Reproduce every line of the listing below exactly, omitting the picture.

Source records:
———

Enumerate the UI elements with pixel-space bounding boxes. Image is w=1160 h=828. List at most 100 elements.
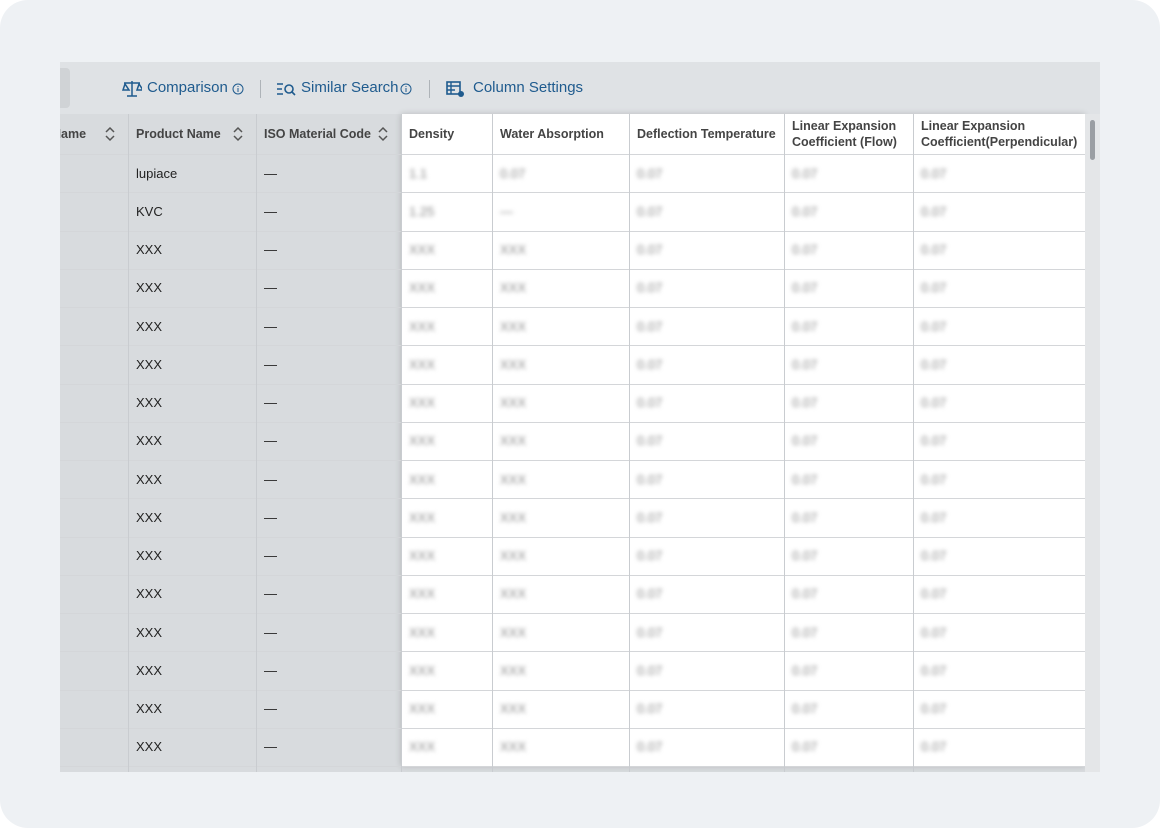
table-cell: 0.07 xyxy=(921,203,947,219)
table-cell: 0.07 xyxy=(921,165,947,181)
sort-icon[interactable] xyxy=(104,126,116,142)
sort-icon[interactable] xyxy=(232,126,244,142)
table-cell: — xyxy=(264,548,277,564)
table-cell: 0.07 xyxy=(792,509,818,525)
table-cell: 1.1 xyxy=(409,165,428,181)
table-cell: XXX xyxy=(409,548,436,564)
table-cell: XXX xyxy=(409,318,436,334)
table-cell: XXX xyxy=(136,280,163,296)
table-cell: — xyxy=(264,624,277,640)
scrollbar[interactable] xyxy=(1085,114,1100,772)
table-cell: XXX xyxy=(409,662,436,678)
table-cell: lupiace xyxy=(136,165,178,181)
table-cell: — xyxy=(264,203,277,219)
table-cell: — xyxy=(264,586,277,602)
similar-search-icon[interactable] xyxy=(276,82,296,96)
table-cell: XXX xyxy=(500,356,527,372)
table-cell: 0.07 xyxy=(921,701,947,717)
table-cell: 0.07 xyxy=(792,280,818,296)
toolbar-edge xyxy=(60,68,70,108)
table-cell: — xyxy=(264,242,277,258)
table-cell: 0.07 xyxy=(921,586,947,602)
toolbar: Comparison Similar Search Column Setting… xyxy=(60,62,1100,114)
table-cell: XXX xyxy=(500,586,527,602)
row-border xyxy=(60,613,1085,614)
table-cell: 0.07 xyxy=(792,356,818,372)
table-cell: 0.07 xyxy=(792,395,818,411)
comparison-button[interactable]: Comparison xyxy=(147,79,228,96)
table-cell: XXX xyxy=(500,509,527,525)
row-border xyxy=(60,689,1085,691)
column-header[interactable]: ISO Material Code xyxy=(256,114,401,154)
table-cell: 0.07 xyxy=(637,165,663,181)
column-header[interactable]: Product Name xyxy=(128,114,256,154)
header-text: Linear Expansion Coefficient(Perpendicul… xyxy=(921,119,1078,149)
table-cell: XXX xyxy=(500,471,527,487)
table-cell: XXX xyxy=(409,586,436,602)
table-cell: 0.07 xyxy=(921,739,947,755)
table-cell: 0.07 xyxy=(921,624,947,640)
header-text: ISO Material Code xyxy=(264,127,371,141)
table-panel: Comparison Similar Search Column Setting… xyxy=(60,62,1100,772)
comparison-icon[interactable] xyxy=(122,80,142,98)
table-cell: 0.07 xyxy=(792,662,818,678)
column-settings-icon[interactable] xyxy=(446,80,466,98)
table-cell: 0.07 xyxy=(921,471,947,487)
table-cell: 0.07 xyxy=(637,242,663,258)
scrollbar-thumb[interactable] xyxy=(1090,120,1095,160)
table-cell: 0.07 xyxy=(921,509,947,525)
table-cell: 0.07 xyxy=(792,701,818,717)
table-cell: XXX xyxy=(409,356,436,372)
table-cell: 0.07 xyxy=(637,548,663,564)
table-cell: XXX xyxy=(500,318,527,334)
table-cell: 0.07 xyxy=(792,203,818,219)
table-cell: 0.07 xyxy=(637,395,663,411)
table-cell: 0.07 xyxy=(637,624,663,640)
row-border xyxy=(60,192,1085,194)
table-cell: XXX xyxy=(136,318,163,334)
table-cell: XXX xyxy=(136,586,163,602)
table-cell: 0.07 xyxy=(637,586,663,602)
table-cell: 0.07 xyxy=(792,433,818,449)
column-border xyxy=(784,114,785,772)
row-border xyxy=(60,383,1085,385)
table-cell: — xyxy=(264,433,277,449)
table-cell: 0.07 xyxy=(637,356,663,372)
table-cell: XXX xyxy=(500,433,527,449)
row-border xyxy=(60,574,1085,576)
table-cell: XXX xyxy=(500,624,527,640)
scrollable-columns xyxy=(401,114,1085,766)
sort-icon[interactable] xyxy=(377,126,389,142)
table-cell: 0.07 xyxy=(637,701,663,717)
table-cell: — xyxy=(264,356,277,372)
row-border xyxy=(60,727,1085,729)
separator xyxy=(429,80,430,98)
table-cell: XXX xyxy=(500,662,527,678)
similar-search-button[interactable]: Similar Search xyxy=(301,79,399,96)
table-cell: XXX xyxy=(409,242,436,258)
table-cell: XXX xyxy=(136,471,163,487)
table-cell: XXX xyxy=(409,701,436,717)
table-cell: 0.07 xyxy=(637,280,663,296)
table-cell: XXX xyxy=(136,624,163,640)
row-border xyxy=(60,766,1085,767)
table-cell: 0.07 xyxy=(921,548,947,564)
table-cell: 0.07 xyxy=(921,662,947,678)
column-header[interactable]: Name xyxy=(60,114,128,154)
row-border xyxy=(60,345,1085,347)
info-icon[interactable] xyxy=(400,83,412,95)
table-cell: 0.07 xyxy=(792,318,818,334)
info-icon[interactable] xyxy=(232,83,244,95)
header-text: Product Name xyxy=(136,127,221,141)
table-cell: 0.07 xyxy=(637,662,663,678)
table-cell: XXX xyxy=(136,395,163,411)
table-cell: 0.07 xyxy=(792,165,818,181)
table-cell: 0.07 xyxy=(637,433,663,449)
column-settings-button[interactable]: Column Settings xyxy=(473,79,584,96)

———

**EXERCISE OUTPUT:**
Enumerate the UI elements with pixel-space bounding boxes. Image is w=1160 h=828. List at most 100 elements.
table-cell: 0.07 xyxy=(921,203,947,219)
table-cell: 0.07 xyxy=(921,165,947,181)
sort-icon[interactable] xyxy=(104,126,116,142)
sort-icon[interactable] xyxy=(232,126,244,142)
table-cell: — xyxy=(264,548,277,564)
table-cell: 0.07 xyxy=(792,509,818,525)
table-cell: 1.1 xyxy=(409,165,428,181)
table-cell: XXX xyxy=(409,548,436,564)
table-cell: XXX xyxy=(409,318,436,334)
table-cell: XXX xyxy=(136,280,163,296)
table-cell: — xyxy=(264,624,277,640)
scrollbar[interactable] xyxy=(1085,114,1100,772)
table-cell: XXX xyxy=(409,662,436,678)
table-cell: lupiace xyxy=(136,165,178,181)
table-cell: — xyxy=(264,203,277,219)
table-cell: — xyxy=(264,586,277,602)
similar-search-icon[interactable] xyxy=(276,82,296,96)
table-cell: XXX xyxy=(500,356,527,372)
table-cell: 0.07 xyxy=(921,701,947,717)
table-cell: 0.07 xyxy=(792,280,818,296)
toolbar-edge xyxy=(60,68,70,108)
table-cell: — xyxy=(264,242,277,258)
table-cell: 0.07 xyxy=(921,586,947,602)
toolbar: Comparison Similar Search Column Setting… xyxy=(60,62,1100,114)
table-cell: XXX xyxy=(500,586,527,602)
row-border xyxy=(60,613,1085,614)
table-cell: 0.07 xyxy=(792,356,818,372)
table-cell: 0.07 xyxy=(792,395,818,411)
comparison-button[interactable]: Comparison xyxy=(147,79,228,96)
table-cell: XXX xyxy=(500,509,527,525)
row-border xyxy=(60,689,1085,691)
column-header[interactable]: ISO Material Code xyxy=(256,114,401,154)
table-cell: 0.07 xyxy=(637,165,663,181)
column-header[interactable]: Product Name xyxy=(128,114,256,154)
header-text: Linear Expansion Coefficient(Perpendicul… xyxy=(921,119,1078,149)
table-cell: XXX xyxy=(500,471,527,487)
table-cell: XXX xyxy=(409,586,436,602)
table-cell: 0.07 xyxy=(921,739,947,755)
table-cell: 0.07 xyxy=(921,624,947,640)
header-text: ISO Material Code xyxy=(264,127,371,141)
table-panel: Comparison Similar Search Column Setting… xyxy=(60,62,1100,772)
comparison-icon[interactable] xyxy=(122,80,142,98)
table-cell: 0.07 xyxy=(792,662,818,678)
column-settings-icon[interactable] xyxy=(446,80,466,98)
table-cell: 0.07 xyxy=(921,471,947,487)
table-cell: 0.07 xyxy=(637,242,663,258)
scrollbar-thumb[interactable] xyxy=(1090,120,1095,160)
table-cell: 0.07 xyxy=(921,509,947,525)
table-cell: 0.07 xyxy=(792,701,818,717)
table-cell: XXX xyxy=(409,356,436,372)
table-cell: 0.07 xyxy=(637,548,663,564)
table-cell: XXX xyxy=(500,318,527,334)
table-cell: 0.07 xyxy=(792,203,818,219)
table-cell: 0.07 xyxy=(637,395,663,411)
table-cell: 0.07 xyxy=(637,624,663,640)
row-border xyxy=(60,192,1085,194)
table-cell: XXX xyxy=(136,318,163,334)
table-cell: XXX xyxy=(136,586,163,602)
table-cell: 0.07 xyxy=(637,586,663,602)
table-cell: 0.07 xyxy=(792,433,818,449)
column-border xyxy=(784,114,785,772)
row-border xyxy=(60,383,1085,385)
table-cell: — xyxy=(264,433,277,449)
table-cell: 0.07 xyxy=(637,356,663,372)
table-cell: XXX xyxy=(500,433,527,449)
row-border xyxy=(60,574,1085,576)
table-cell: XXX xyxy=(500,624,527,640)
scrollable-columns xyxy=(401,114,1085,766)
sort-icon[interactable] xyxy=(377,126,389,142)
table-cell: 0.07 xyxy=(637,701,663,717)
table-cell: — xyxy=(264,356,277,372)
row-border xyxy=(60,727,1085,729)
separator xyxy=(429,80,430,98)
table-cell: XXX xyxy=(500,662,527,678)
similar-search-button[interactable]: Similar Search xyxy=(301,79,399,96)
table-cell: XXX xyxy=(409,242,436,258)
table-cell: XXX xyxy=(136,471,163,487)
table-cell: XXX xyxy=(409,701,436,717)
table-cell: 0.07 xyxy=(637,280,663,296)
table-cell: XXX xyxy=(136,624,163,640)
row-border xyxy=(60,766,1085,767)
table-cell: 0.07 xyxy=(921,548,947,564)
table-cell: 0.07 xyxy=(921,662,947,678)
column-header[interactable]: Name xyxy=(60,114,128,154)
row-border xyxy=(60,345,1085,347)
info-icon[interactable] xyxy=(400,83,412,95)
table-cell: 0.07 xyxy=(792,318,818,334)
info-icon[interactable] xyxy=(232,83,244,95)
header-text: Product Name xyxy=(136,127,221,141)
table-cell: 0.07 xyxy=(637,662,663,678)
table-cell: XXX xyxy=(136,395,163,411)
table-cell: 0.07 xyxy=(792,165,818,181)
table-cell: 0.07 xyxy=(637,433,663,449)
column-settings-button[interactable]: Column Settings xyxy=(473,79,584,96)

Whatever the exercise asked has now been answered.